- WHAT IS REQUIRED -
Repeat each record exactly. Any picture gets left out.

◆ ◆ ◆ ◆

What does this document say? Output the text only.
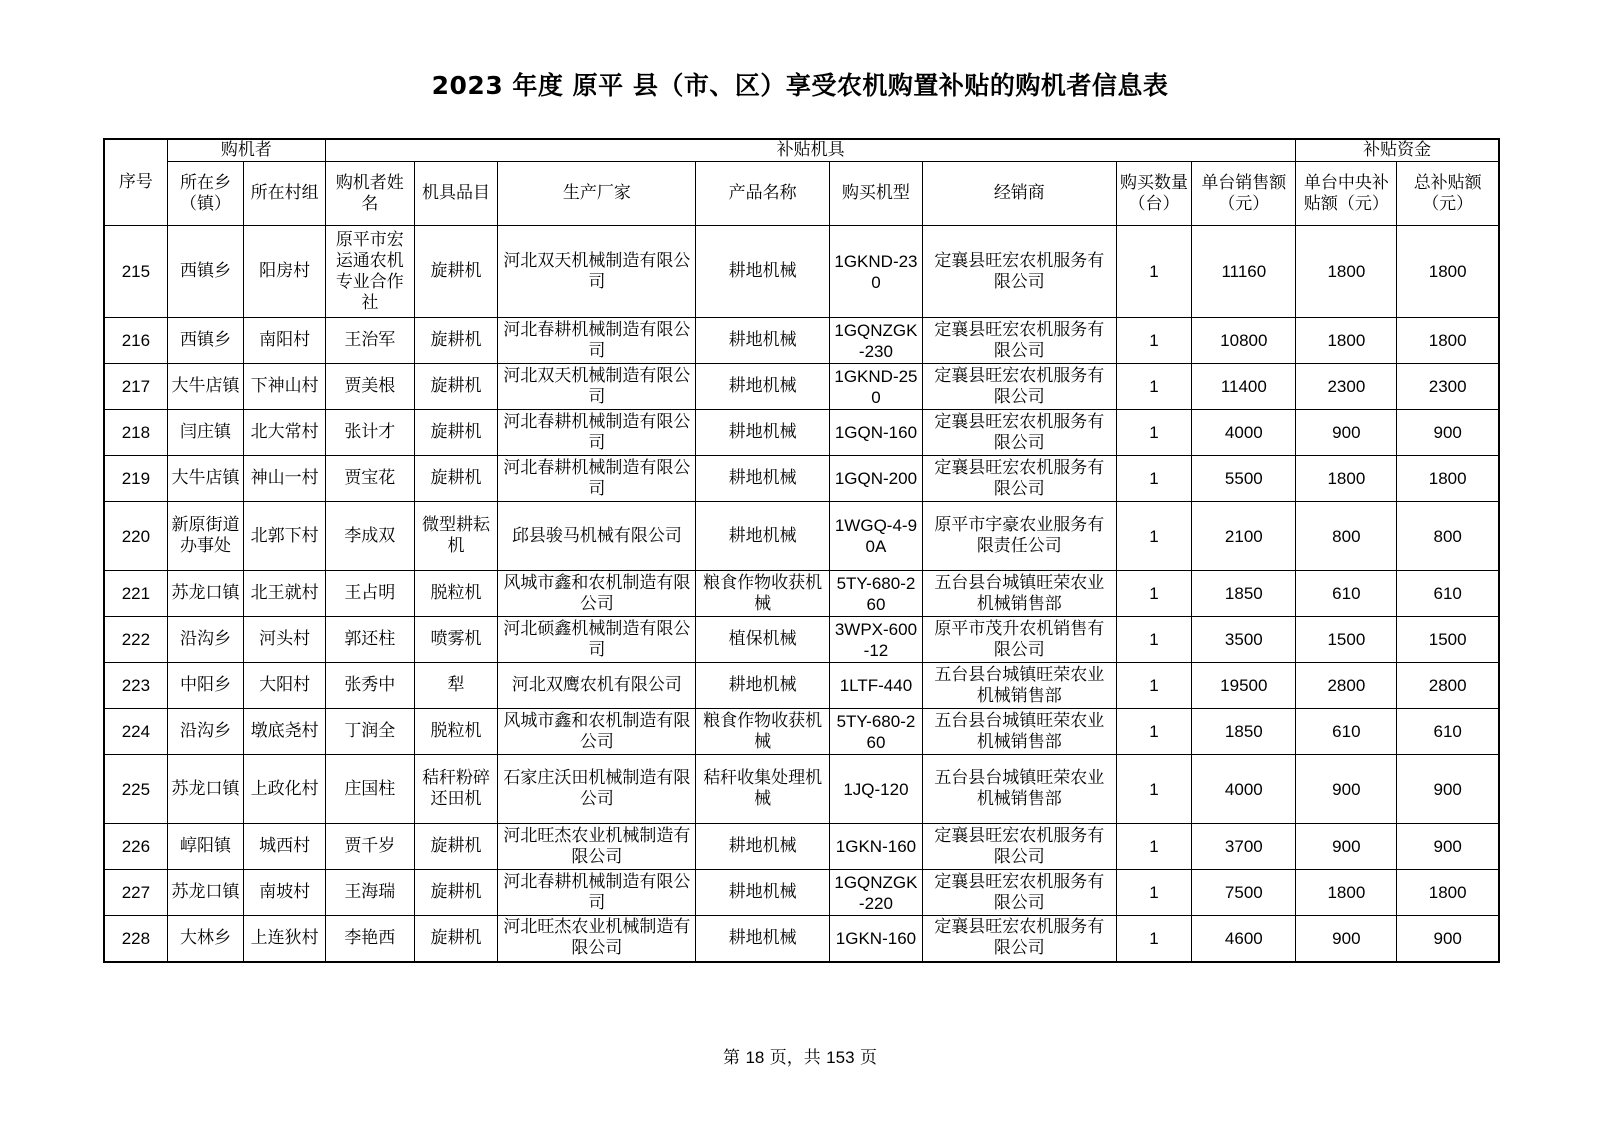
2023 年度 原平 县（市、区）享受农机购置补贴的购机者信息表
序号	购机者		补贴机具								补贴资金	
	所在乡（镇）	所在村组	购机者姓名	机具品目	生产厂家	产品名称	购买机型	经销商	购买数量（台）	单台销售额（元）	单台中央补贴额（元）	总补贴额（元）
215	西镇乡	阳房村	原平市宏运通农机专业合作社	旋耕机	河北双天机械制造有限公司	耕地机械	1GKND-230	定襄县旺宏农机服务有限公司	1	11160	1800	1800
216	西镇乡	南阳村	王治军	旋耕机	河北春耕机械制造有限公司	耕地机械	1GQNZGK-230	定襄县旺宏农机服务有限公司	1	10800	1800	1800
217	大牛店镇	下神山村	贾美根	旋耕机	河北双天机械制造有限公司	耕地机械	1GKND-250	定襄县旺宏农机服务有限公司	1	11400	2300	2300
218	闫庄镇	北大常村	张计才	旋耕机	河北春耕机械制造有限公司	耕地机械	1GQN-160	定襄县旺宏农机服务有限公司	1	4000	900	900
219	大牛店镇	神山一村	贾宝花	旋耕机	河北春耕机械制造有限公司	耕地机械	1GQN-200	定襄县旺宏农机服务有限公司	1	5500	1800	1800
220	新原街道办事处	北郭下村	李成双	微型耕耘机	邱县骏马机械有限公司	耕地机械	1WGQ-4-90A	原平市宇豪农业服务有限责任公司	1	2100	800	800
221	苏龙口镇	北王就村	王占明	脱粒机	风城市鑫和农机制造有限公司	粮食作物收获机械	5TY-680-260	五台县台城镇旺荣农业机械销售部	1	1850	610	610
222	沿沟乡	河头村	郭还柱	喷雾机	河北硕鑫机械制造有限公司	植保机械	3WPX-600-12	原平市茂升农机销售有限公司	1	3500	1500	1500
223	中阳乡	大阳村	张秀中	犁	河北双鹰农机有限公司	耕地机械	1LTF-440	五台县台城镇旺荣农业机械销售部	1	19500	2800	2800
224	沿沟乡	墩底尧村	丁润全	脱粒机	风城市鑫和农机制造有限公司	粮食作物收获机械	5TY-680-260	五台县台城镇旺荣农业机械销售部	1	1850	610	610
225	苏龙口镇	上政化村	庄国柱	秸秆粉碎还田机	石家庄沃田机械制造有限公司	秸秆收集处理机械	1JQ-120	五台县台城镇旺荣农业机械销售部	1	4000	900	900
226	崞阳镇	城西村	贾千岁	旋耕机	河北旺杰农业机械制造有限公司	耕地机械	1GKN-160	定襄县旺宏农机服务有限公司	1	3700	900	900
227	苏龙口镇	南坡村	王海瑞	旋耕机	河北春耕机械制造有限公司	耕地机械	1GQNZGK-220	定襄县旺宏农机服务有限公司	1	7500	1800	1800
228	大林乡	上连狄村	李艳西	旋耕机	河北旺杰农业机械制造有限公司	耕地机械	1GKN-160	定襄县旺宏农机服务有限公司	1	4600	900	900
第 18 页，共 153 页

◆ ◆ ◆ ◆

- WRITTEN REPLY -
What does this document say? Output the text only.
2023 年度 原平 县（市、区）享受农机购置补贴的购机者信息表
序号	购机者		补贴机具								补贴资金	
	所在乡（镇）	所在村组	购机者姓名	机具品目	生产厂家	产品名称	购买机型	经销商	购买数量（台）	单台销售额（元）	单台中央补贴额（元）	总补贴额（元）
215	西镇乡	阳房村	原平市宏运通农机专业合作社	旋耕机	河北双天机械制造有限公司	耕地机械	1GKND-230	定襄县旺宏农机服务有限公司	1	11160	1800	1800
216	西镇乡	南阳村	王治军	旋耕机	河北春耕机械制造有限公司	耕地机械	1GQNZGK-230	定襄县旺宏农机服务有限公司	1	10800	1800	1800
217	大牛店镇	下神山村	贾美根	旋耕机	河北双天机械制造有限公司	耕地机械	1GKND-250	定襄县旺宏农机服务有限公司	1	11400	2300	2300
218	闫庄镇	北大常村	张计才	旋耕机	河北春耕机械制造有限公司	耕地机械	1GQN-160	定襄县旺宏农机服务有限公司	1	4000	900	900
219	大牛店镇	神山一村	贾宝花	旋耕机	河北春耕机械制造有限公司	耕地机械	1GQN-200	定襄县旺宏农机服务有限公司	1	5500	1800	1800
220	新原街道办事处	北郭下村	李成双	微型耕耘机	邱县骏马机械有限公司	耕地机械	1WGQ-4-90A	原平市宇豪农业服务有限责任公司	1	2100	800	800
221	苏龙口镇	北王就村	王占明	脱粒机	风城市鑫和农机制造有限公司	粮食作物收获机械	5TY-680-260	五台县台城镇旺荣农业机械销售部	1	1850	610	610
222	沿沟乡	河头村	郭还柱	喷雾机	河北硕鑫机械制造有限公司	植保机械	3WPX-600-12	原平市茂升农机销售有限公司	1	3500	1500	1500
223	中阳乡	大阳村	张秀中	犁	河北双鹰农机有限公司	耕地机械	1LTF-440	五台县台城镇旺荣农业机械销售部	1	19500	2800	2800
224	沿沟乡	墩底尧村	丁润全	脱粒机	风城市鑫和农机制造有限公司	粮食作物收获机械	5TY-680-260	五台县台城镇旺荣农业机械销售部	1	1850	610	610
225	苏龙口镇	上政化村	庄国柱	秸秆粉碎还田机	石家庄沃田机械制造有限公司	秸秆收集处理机械	1JQ-120	五台县台城镇旺荣农业机械销售部	1	4000	900	900
226	崞阳镇	城西村	贾千岁	旋耕机	河北旺杰农业机械制造有限公司	耕地机械	1GKN-160	定襄县旺宏农机服务有限公司	1	3700	900	900
227	苏龙口镇	南坡村	王海瑞	旋耕机	河北春耕机械制造有限公司	耕地机械	1GQNZGK-220	定襄县旺宏农机服务有限公司	1	7500	1800	1800
228	大林乡	上连狄村	李艳西	旋耕机	河北旺杰农业机械制造有限公司	耕地机械	1GKN-160	定襄县旺宏农机服务有限公司	1	4600	900	900
第 18 页，共 153 页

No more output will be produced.